_The task:_ Copy out every line of the data exactly.

Collected data entries
"""

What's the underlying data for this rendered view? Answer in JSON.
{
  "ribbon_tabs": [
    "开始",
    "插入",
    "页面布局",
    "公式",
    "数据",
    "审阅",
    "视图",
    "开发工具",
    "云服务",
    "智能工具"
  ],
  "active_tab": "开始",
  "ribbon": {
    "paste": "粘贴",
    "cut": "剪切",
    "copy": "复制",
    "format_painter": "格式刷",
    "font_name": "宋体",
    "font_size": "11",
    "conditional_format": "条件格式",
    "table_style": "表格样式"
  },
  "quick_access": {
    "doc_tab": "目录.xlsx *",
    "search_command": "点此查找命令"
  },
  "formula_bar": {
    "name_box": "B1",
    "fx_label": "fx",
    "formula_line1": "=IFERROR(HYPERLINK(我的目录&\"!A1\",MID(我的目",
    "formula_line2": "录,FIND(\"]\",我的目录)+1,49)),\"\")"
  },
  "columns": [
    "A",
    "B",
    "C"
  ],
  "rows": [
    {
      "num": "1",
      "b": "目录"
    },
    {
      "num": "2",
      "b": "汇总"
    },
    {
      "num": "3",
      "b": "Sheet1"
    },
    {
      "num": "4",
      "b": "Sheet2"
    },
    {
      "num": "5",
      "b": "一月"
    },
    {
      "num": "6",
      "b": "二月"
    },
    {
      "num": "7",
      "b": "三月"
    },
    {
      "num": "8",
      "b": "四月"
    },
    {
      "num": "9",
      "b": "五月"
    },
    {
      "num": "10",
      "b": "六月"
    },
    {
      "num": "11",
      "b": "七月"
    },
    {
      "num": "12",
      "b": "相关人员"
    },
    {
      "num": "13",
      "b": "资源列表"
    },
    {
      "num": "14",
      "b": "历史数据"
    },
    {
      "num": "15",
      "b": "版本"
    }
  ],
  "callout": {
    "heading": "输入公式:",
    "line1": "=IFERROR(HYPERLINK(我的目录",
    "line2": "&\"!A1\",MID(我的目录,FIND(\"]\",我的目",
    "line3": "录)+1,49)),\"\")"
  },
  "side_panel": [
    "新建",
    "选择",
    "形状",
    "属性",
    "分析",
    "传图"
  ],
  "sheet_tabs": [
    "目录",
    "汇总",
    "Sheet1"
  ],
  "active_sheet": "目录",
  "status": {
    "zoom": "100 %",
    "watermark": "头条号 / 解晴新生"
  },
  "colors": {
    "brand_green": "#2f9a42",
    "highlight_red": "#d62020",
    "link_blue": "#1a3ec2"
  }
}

"""

_Result:_
What's the underlying data for this rendered view? Answer in JSON.
{
  "ribbon_tabs": [
    "开始",
    "插入",
    "页面布局",
    "公式",
    "数据",
    "审阅",
    "视图",
    "开发工具",
    "云服务",
    "智能工具"
  ],
  "active_tab": "开始",
  "ribbon": {
    "paste": "粘贴",
    "cut": "剪切",
    "copy": "复制",
    "format_painter": "格式刷",
    "font_name": "宋体",
    "font_size": "11",
    "conditional_format": "条件格式",
    "table_style": "表格样式"
  },
  "quick_access": {
    "doc_tab": "目录.xlsx *",
    "search_command": "点此查找命令"
  },
  "formula_bar": {
    "name_box": "B1",
    "fx_label": "fx",
    "formula_line1": "=IFERROR(HYPERLINK(我的目录&\"!A1\",MID(我的目",
    "formula_line2": "录,FIND(\"]\",我的目录)+1,49)),\"\")"
  },
  "columns": [
    "A",
    "B",
    "C"
  ],
  "rows": [
    {
      "num": "1",
      "b": "目录"
    },
    {
      "num": "2",
      "b": "汇总"
    },
    {
      "num": "3",
      "b": "Sheet1"
    },
    {
      "num": "4",
      "b": "Sheet2"
    },
    {
      "num": "5",
      "b": "一月"
    },
    {
      "num": "6",
      "b": "二月"
    },
    {
      "num": "7",
      "b": "三月"
    },
    {
      "num": "8",
      "b": "四月"
    },
    {
      "num": "9",
      "b": "五月"
    },
    {
      "num": "10",
      "b": "六月"
    },
    {
      "num": "11",
      "b": "七月"
    },
    {
      "num": "12",
      "b": "相关人员"
    },
    {
      "num": "13",
      "b": "资源列表"
    },
    {
      "num": "14",
      "b": "历史数据"
    },
    {
      "num": "15",
      "b": "版本"
    }
  ],
  "callout": {
    "heading": "输入公式:",
    "line1": "=IFERROR(HYPERLINK(我的目录",
    "line2": "&\"!A1\",MID(我的目录,FIND(\"]\",我的目",
    "line3": "录)+1,49)),\"\")"
  },
  "side_panel": [
    "新建",
    "选择",
    "形状",
    "属性",
    "分析",
    "传图"
  ],
  "sheet_tabs": [
    "目录",
    "汇总",
    "Sheet1"
  ],
  "active_sheet": "目录",
  "status": {
    "zoom": "100 %",
    "watermark": "头条号 / 解晴新生"
  },
  "colors": {
    "brand_green": "#2f9a42",
    "highlight_red": "#d62020",
    "link_blue": "#1a3ec2"
  }
}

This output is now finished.